[Data listing]
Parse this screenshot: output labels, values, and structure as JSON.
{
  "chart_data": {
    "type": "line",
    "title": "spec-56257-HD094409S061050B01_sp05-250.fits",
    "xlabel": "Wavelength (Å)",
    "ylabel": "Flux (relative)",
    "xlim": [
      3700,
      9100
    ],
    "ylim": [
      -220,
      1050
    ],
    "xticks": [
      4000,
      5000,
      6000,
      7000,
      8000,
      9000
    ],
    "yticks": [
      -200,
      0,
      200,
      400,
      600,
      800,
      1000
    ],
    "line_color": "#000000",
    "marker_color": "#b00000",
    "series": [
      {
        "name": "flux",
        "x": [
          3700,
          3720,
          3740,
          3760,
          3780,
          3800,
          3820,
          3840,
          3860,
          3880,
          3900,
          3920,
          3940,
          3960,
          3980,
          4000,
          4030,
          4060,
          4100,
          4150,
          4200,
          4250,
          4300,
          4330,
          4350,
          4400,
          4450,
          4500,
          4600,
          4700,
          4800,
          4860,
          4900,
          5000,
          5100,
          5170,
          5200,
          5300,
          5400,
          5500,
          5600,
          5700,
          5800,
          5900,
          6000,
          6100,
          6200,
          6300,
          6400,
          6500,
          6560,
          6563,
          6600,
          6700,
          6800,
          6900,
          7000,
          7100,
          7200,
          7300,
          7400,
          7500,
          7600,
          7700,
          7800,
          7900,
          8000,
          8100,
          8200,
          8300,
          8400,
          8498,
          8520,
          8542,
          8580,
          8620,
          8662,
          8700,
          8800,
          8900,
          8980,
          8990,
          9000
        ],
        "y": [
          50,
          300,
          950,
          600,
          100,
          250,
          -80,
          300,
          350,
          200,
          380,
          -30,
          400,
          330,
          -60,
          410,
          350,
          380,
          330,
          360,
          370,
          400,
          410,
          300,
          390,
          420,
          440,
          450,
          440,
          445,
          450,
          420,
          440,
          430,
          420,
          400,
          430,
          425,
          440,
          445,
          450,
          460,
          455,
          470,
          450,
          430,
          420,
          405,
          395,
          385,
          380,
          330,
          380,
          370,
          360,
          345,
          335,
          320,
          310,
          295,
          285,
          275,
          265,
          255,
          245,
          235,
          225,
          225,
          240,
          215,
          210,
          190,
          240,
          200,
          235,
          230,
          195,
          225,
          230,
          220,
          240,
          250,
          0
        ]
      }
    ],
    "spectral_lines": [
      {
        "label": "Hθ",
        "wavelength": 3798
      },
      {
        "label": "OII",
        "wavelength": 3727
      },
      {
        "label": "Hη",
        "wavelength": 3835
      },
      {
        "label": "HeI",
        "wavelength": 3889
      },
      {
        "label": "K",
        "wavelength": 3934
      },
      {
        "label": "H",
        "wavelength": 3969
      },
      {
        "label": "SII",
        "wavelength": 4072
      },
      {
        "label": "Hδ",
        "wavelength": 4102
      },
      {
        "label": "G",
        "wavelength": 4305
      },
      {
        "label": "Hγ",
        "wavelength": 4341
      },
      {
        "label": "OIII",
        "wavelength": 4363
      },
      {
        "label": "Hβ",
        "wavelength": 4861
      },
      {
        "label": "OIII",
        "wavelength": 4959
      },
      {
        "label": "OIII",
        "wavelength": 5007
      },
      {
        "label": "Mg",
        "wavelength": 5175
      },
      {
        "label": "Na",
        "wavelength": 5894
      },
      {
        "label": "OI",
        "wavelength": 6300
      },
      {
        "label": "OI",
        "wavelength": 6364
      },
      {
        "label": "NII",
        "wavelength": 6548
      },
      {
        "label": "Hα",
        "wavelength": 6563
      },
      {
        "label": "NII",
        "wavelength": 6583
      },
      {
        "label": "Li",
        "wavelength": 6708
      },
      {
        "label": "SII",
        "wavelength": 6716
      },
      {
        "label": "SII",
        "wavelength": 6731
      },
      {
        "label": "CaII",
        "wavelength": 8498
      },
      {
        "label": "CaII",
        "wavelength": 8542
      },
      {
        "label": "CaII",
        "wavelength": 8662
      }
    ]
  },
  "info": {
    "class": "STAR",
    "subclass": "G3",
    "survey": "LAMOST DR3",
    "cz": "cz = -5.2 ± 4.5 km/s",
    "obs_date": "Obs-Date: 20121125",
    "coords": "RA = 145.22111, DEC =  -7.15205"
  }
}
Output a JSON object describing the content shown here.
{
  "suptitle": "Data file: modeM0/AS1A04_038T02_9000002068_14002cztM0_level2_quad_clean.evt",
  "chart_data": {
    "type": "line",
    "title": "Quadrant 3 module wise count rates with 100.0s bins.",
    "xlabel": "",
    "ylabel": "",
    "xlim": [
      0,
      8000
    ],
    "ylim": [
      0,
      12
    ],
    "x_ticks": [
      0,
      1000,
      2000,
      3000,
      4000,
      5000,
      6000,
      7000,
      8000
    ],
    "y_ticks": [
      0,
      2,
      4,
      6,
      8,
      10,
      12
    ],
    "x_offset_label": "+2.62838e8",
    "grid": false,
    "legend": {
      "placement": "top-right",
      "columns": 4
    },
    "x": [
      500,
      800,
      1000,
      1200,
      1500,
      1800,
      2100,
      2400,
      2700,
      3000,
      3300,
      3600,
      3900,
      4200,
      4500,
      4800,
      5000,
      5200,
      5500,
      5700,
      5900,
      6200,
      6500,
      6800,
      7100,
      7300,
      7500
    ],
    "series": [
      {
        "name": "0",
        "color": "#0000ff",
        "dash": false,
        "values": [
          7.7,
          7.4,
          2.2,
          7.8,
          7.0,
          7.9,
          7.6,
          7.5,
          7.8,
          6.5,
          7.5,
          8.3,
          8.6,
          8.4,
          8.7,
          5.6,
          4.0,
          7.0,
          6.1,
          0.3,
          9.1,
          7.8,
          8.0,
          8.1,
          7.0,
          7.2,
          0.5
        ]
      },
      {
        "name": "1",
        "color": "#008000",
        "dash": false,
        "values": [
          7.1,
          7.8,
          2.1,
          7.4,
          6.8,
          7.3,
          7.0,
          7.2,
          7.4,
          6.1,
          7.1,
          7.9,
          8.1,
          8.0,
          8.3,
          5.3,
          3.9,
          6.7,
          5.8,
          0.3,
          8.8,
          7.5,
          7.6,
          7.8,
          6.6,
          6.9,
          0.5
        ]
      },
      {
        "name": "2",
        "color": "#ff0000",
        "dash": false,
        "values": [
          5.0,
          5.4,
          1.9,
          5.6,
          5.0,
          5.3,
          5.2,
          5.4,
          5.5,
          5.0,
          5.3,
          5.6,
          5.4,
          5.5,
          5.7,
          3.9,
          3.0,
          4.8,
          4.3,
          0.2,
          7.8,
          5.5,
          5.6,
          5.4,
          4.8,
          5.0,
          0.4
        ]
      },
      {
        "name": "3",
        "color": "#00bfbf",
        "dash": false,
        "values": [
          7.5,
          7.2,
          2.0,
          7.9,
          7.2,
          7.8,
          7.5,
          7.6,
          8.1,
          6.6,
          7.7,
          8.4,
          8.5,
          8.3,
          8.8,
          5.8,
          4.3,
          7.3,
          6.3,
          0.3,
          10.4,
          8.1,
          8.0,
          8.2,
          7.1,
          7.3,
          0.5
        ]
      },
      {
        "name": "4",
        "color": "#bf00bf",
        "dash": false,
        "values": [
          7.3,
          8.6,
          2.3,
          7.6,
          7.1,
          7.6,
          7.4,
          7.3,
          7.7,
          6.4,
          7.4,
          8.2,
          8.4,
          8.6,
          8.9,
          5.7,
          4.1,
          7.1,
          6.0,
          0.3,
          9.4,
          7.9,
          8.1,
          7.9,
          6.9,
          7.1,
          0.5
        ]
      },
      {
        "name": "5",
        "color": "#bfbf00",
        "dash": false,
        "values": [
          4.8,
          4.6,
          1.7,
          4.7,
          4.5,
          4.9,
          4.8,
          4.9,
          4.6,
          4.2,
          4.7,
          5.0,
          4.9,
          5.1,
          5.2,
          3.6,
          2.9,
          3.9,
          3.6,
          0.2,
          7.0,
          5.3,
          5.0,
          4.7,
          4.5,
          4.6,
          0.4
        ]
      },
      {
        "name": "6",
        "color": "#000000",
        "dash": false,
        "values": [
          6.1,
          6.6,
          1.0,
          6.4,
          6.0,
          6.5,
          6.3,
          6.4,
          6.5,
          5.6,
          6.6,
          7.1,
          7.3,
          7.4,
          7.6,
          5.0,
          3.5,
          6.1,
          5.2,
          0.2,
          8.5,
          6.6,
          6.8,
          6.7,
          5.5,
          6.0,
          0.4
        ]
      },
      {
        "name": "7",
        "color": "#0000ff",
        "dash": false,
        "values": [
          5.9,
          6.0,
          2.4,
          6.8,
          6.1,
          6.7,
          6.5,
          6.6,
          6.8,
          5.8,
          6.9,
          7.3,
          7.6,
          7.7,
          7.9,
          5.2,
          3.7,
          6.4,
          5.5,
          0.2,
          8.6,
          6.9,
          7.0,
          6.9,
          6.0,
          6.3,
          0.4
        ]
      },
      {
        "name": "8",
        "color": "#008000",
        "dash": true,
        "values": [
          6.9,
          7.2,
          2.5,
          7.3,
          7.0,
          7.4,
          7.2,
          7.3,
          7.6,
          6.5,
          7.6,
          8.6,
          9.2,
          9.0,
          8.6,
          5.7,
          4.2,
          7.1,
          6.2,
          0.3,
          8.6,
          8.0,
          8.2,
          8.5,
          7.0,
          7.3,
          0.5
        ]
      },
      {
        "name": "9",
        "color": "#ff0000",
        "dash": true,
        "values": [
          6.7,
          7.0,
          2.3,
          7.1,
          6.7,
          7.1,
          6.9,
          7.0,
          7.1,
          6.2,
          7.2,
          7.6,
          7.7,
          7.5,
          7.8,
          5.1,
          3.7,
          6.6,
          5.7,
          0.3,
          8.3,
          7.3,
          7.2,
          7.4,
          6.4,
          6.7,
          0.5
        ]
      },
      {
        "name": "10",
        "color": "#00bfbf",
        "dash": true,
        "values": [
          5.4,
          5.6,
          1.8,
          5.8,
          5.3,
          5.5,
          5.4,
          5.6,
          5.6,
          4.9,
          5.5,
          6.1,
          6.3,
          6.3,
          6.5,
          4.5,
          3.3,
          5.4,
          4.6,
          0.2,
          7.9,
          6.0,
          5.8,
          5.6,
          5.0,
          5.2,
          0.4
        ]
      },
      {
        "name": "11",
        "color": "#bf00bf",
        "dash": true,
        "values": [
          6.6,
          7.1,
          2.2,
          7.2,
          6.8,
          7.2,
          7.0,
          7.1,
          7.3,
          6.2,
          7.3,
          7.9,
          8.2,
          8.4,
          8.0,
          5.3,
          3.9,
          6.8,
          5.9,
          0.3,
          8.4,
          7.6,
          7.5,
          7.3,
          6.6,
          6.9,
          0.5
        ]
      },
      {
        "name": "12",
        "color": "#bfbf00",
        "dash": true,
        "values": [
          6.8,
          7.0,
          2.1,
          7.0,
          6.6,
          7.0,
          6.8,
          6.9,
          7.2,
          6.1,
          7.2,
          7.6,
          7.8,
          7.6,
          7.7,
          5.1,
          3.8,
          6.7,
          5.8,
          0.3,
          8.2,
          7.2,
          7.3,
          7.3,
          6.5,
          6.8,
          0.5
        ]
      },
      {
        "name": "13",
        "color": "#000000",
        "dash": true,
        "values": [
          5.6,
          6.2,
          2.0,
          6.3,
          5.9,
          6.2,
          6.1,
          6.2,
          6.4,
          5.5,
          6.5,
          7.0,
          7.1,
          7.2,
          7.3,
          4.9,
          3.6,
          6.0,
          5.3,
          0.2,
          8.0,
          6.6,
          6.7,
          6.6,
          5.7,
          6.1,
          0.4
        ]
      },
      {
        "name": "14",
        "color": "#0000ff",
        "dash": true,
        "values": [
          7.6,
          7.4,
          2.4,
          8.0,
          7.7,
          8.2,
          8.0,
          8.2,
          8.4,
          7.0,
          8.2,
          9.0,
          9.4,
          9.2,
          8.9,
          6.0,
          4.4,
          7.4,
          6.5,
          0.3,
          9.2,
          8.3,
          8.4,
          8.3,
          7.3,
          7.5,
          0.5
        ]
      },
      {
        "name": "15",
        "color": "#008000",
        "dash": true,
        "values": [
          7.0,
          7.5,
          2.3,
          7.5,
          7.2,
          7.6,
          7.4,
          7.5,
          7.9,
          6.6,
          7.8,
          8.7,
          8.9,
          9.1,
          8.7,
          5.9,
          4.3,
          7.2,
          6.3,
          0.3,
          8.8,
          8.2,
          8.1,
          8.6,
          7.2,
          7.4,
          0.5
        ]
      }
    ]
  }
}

■ **DIRECTIONS**:
Give the number of lines above in which the word "JSON" occurs, with nothing else.

■ **EXERCISE RESULT**:
2